REQUIREMENTS: Transcribe the data that follows precisely, omitting nothing.

[Data entries]
════════════════════
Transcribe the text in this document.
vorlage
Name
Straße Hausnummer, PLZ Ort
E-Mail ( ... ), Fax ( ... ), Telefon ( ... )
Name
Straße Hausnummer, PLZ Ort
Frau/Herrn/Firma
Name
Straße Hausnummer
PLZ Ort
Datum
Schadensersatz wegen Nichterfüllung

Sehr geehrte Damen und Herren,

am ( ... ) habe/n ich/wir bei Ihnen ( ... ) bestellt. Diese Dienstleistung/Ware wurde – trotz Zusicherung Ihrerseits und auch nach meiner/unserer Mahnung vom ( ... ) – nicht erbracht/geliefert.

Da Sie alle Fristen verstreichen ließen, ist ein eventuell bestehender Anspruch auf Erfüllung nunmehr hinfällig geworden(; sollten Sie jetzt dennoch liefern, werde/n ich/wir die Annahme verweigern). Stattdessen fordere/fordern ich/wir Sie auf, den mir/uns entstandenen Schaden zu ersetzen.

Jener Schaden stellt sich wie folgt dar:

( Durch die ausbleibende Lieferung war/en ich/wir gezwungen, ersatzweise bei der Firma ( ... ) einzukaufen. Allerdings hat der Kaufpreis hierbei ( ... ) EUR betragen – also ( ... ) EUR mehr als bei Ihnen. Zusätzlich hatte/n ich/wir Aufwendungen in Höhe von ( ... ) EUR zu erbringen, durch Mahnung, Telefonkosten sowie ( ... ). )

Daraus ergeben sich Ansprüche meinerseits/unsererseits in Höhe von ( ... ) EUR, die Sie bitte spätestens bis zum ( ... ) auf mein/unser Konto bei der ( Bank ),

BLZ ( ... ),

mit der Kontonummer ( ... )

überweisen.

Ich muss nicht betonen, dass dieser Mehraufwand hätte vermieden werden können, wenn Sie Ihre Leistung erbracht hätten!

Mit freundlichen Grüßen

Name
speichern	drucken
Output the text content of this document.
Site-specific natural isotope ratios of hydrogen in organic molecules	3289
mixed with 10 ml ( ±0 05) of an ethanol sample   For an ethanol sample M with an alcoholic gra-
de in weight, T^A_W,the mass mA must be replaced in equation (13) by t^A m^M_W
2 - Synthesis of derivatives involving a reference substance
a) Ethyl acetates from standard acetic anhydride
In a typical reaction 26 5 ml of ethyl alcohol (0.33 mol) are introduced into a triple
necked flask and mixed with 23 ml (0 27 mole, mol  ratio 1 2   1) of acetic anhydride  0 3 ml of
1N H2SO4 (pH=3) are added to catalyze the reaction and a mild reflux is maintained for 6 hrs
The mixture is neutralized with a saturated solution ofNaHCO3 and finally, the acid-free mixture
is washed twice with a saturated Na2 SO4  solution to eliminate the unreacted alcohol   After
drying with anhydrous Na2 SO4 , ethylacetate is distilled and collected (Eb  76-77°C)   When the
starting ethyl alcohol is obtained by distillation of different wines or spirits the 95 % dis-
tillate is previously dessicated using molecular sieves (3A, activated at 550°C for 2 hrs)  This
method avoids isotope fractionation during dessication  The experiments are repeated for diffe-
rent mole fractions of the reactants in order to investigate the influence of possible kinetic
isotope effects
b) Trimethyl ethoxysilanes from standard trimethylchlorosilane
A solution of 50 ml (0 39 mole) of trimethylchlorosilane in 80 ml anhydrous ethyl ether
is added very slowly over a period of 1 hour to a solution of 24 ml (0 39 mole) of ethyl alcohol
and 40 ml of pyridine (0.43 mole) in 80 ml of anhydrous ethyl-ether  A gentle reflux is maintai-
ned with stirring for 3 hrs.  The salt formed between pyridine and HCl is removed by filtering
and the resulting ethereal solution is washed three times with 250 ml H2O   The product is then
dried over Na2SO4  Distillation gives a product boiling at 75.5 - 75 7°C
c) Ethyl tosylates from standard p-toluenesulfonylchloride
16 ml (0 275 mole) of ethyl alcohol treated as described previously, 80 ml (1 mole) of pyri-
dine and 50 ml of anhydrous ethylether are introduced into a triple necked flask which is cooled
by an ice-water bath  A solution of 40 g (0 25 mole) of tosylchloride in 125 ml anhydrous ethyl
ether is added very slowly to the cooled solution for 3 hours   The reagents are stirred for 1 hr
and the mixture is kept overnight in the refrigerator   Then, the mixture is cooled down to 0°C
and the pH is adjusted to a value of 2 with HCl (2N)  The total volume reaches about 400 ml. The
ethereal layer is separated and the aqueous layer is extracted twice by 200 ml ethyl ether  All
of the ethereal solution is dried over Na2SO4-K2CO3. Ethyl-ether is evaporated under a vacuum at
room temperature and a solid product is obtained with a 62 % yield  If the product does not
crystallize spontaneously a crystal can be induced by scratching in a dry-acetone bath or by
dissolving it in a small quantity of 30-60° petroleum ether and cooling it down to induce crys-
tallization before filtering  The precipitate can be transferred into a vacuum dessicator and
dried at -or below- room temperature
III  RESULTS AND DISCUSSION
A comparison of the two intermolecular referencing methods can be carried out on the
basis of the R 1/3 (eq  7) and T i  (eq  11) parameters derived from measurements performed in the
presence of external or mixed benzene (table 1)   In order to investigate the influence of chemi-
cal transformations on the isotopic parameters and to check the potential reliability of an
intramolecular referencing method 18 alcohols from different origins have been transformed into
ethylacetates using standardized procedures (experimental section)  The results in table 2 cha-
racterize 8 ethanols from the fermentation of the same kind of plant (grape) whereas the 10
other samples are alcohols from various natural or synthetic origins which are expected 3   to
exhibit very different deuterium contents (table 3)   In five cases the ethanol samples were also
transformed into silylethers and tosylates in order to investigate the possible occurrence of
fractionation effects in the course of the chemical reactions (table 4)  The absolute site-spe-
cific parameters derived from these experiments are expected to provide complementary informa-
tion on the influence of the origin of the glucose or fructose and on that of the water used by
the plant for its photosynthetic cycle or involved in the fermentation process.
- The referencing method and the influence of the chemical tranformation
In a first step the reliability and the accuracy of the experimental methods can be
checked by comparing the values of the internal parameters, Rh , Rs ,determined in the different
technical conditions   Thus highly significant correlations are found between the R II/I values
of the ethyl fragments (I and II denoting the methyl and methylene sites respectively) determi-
════════════════════
WRITTEN RESPONSE:
Transcribe the text in this document.
vorlage
Name
Straße Hausnummer, PLZ Ort
E-Mail ( ... ), Fax ( ... ), Telefon ( ... )
Name
Straße Hausnummer, PLZ Ort
Frau/Herrn/Firma
Name
Straße Hausnummer
PLZ Ort
Datum
Schadensersatz wegen Nichterfüllung

Sehr geehrte Damen und Herren,

am ( ... ) habe/n ich/wir bei Ihnen ( ... ) bestellt. Diese Dienstleistung/Ware wurde – trotz Zusicherung Ihrerseits und auch nach meiner/unserer Mahnung vom ( ... ) – nicht erbracht/geliefert.

Da Sie alle Fristen verstreichen ließen, ist ein eventuell bestehender Anspruch auf Erfüllung nunmehr hinfällig geworden(; sollten Sie jetzt dennoch liefern, werde/n ich/wir die Annahme verweigern). Stattdessen fordere/fordern ich/wir Sie auf, den mir/uns entstandenen Schaden zu ersetzen.

Jener Schaden stellt sich wie folgt dar:

( Durch die ausbleibende Lieferung war/en ich/wir gezwungen, ersatzweise bei der Firma ( ... ) einzukaufen. Allerdings hat der Kaufpreis hierbei ( ... ) EUR betragen – also ( ... ) EUR mehr als bei Ihnen. Zusätzlich hatte/n ich/wir Aufwendungen in Höhe von ( ... ) EUR zu erbringen, durch Mahnung, Telefonkosten sowie ( ... ). )

Daraus ergeben sich Ansprüche meinerseits/unsererseits in Höhe von ( ... ) EUR, die Sie bitte spätestens bis zum ( ... ) auf mein/unser Konto bei der ( Bank ),

BLZ ( ... ),

mit der Kontonummer ( ... )

überweisen.

Ich muss nicht betonen, dass dieser Mehraufwand hätte vermieden werden können, wenn Sie Ihre Leistung erbracht hätten!

Mit freundlichen Grüßen

Name
speichern	drucken
Output the text content of this document.
Site-specific natural isotope ratios of hydrogen in organic molecules	3289
mixed with 10 ml ( ±0 05) of an ethanol sample   For an ethanol sample M with an alcoholic gra-
de in weight, T^A_W,the mass mA must be replaced in equation (13) by t^A m^M_W
2 - Synthesis of derivatives involving a reference substance
a) Ethyl acetates from standard acetic anhydride
In a typical reaction 26 5 ml of ethyl alcohol (0.33 mol) are introduced into a triple
necked flask and mixed with 23 ml (0 27 mole, mol  ratio 1 2   1) of acetic anhydride  0 3 ml of
1N H2SO4 (pH=3) are added to catalyze the reaction and a mild reflux is maintained for 6 hrs
The mixture is neutralized with a saturated solution ofNaHCO3 and finally, the acid-free mixture
is washed twice with a saturated Na2 SO4  solution to eliminate the unreacted alcohol   After
drying with anhydrous Na2 SO4 , ethylacetate is distilled and collected (Eb  76-77°C)   When the
starting ethyl alcohol is obtained by distillation of different wines or spirits the 95 % dis-
tillate is previously dessicated using molecular sieves (3A, activated at 550°C for 2 hrs)  This
method avoids isotope fractionation during dessication  The experiments are repeated for diffe-
rent mole fractions of the reactants in order to investigate the influence of possible kinetic
isotope effects
b) Trimethyl ethoxysilanes from standard trimethylchlorosilane
A solution of 50 ml (0 39 mole) of trimethylchlorosilane in 80 ml anhydrous ethyl ether
is added very slowly over a period of 1 hour to a solution of 24 ml (0 39 mole) of ethyl alcohol
and 40 ml of pyridine (0.43 mole) in 80 ml of anhydrous ethyl-ether  A gentle reflux is maintai-
ned with stirring for 3 hrs.  The salt formed between pyridine and HCl is removed by filtering
and the resulting ethereal solution is washed three times with 250 ml H2O   The product is then
dried over Na2SO4  Distillation gives a product boiling at 75.5 - 75 7°C
c) Ethyl tosylates from standard p-toluenesulfonylchloride
16 ml (0 275 mole) of ethyl alcohol treated as described previously, 80 ml (1 mole) of pyri-
dine and 50 ml of anhydrous ethylether are introduced into a triple necked flask which is cooled
by an ice-water bath  A solution of 40 g (0 25 mole) of tosylchloride in 125 ml anhydrous ethyl
ether is added very slowly to the cooled solution for 3 hours   The reagents are stirred for 1 hr
and the mixture is kept overnight in the refrigerator   Then, the mixture is cooled down to 0°C
and the pH is adjusted to a value of 2 with HCl (2N)  The total volume reaches about 400 ml. The
ethereal layer is separated and the aqueous layer is extracted twice by 200 ml ethyl ether  All
of the ethereal solution is dried over Na2SO4-K2CO3. Ethyl-ether is evaporated under a vacuum at
room temperature and a solid product is obtained with a 62 % yield  If the product does not
crystallize spontaneously a crystal can be induced by scratching in a dry-acetone bath or by
dissolving it in a small quantity of 30-60° petroleum ether and cooling it down to induce crys-
tallization before filtering  The precipitate can be transferred into a vacuum dessicator and
dried at -or below- room temperature
III  RESULTS AND DISCUSSION
A comparison of the two intermolecular referencing methods can be carried out on the
basis of the R 1/3 (eq  7) and T i  (eq  11) parameters derived from measurements performed in the
presence of external or mixed benzene (table 1)   In order to investigate the influence of chemi-
cal transformations on the isotopic parameters and to check the potential reliability of an
intramolecular referencing method 18 alcohols from different origins have been transformed into
ethylacetates using standardized procedures (experimental section)  The results in table 2 cha-
racterize 8 ethanols from the fermentation of the same kind of plant (grape) whereas the 10
other samples are alcohols from various natural or synthetic origins which are expected 3   to
exhibit very different deuterium contents (table 3)   In five cases the ethanol samples were also
transformed into silylethers and tosylates in order to investigate the possible occurrence of
fractionation effects in the course of the chemical reactions (table 4)  The absolute site-spe-
cific parameters derived from these experiments are expected to provide complementary informa-
tion on the influence of the origin of the glucose or fructose and on that of the water used by
the plant for its photosynthetic cycle or involved in the fermentation process.
- The referencing method and the influence of the chemical tranformation
In a first step the reliability and the accuracy of the experimental methods can be
checked by comparing the values of the internal parameters, Rh , Rs ,determined in the different
technical conditions   Thus highly significant correlations are found between the R II/I values
of the ethyl fragments (I and II denoting the methyl and methylene sites respectively) determi-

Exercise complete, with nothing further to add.